§ Exercise brief
Report how many lines hold the word "Setor"; give nothing but the number.

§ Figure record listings
* Begin *
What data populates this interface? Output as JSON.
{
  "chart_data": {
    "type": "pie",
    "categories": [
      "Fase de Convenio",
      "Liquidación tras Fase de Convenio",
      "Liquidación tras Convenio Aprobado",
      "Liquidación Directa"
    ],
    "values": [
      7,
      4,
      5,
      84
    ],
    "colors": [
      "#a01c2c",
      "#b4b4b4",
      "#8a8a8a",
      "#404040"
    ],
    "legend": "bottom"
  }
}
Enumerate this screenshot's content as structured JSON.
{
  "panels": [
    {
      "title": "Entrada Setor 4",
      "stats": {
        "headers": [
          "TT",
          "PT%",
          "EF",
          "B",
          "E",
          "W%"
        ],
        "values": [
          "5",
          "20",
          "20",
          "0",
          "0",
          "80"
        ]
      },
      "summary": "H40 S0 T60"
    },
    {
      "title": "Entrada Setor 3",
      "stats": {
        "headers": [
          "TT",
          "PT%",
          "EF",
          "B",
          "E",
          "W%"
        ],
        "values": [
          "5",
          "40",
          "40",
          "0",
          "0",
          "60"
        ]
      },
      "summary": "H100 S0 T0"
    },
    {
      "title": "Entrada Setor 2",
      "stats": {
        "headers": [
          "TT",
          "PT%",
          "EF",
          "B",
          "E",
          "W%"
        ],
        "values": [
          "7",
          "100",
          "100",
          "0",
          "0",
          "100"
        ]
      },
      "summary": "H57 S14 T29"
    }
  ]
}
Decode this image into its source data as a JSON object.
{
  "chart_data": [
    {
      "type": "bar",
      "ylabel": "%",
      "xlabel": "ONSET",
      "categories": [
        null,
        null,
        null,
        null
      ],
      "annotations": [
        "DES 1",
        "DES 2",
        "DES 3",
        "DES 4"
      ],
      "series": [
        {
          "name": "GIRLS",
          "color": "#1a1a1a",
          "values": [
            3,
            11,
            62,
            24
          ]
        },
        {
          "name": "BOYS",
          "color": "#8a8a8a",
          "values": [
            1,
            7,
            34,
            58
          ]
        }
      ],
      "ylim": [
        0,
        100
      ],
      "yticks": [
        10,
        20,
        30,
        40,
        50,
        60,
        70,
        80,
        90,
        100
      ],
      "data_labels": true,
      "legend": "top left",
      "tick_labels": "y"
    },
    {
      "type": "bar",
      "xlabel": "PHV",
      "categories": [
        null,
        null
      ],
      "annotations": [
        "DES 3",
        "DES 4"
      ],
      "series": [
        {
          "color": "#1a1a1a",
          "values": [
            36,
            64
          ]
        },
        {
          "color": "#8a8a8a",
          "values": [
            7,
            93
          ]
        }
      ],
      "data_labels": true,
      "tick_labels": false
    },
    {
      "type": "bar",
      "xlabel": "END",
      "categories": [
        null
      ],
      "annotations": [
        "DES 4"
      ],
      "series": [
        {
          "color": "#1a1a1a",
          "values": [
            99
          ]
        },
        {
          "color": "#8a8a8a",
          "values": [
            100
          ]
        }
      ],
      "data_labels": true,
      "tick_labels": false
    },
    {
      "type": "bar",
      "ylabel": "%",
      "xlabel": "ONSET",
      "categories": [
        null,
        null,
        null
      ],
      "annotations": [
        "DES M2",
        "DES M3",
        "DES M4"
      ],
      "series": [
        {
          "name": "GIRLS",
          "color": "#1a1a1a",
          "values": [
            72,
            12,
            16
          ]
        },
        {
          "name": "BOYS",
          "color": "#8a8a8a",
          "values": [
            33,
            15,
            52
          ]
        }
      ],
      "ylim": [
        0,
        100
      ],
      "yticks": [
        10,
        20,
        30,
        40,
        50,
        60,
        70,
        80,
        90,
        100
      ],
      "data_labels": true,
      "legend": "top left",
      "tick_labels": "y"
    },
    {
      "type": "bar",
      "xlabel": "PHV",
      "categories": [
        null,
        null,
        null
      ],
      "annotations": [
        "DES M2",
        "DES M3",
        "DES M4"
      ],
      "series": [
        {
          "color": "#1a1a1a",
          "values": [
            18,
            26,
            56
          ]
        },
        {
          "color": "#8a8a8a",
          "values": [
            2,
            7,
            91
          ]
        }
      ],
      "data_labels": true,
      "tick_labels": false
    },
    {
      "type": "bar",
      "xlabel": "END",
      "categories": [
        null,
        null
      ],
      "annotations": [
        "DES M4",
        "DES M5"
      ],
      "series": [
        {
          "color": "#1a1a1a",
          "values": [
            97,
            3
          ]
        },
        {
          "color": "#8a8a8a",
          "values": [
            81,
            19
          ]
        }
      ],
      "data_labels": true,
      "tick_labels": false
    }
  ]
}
* End *
§ Answer in full
3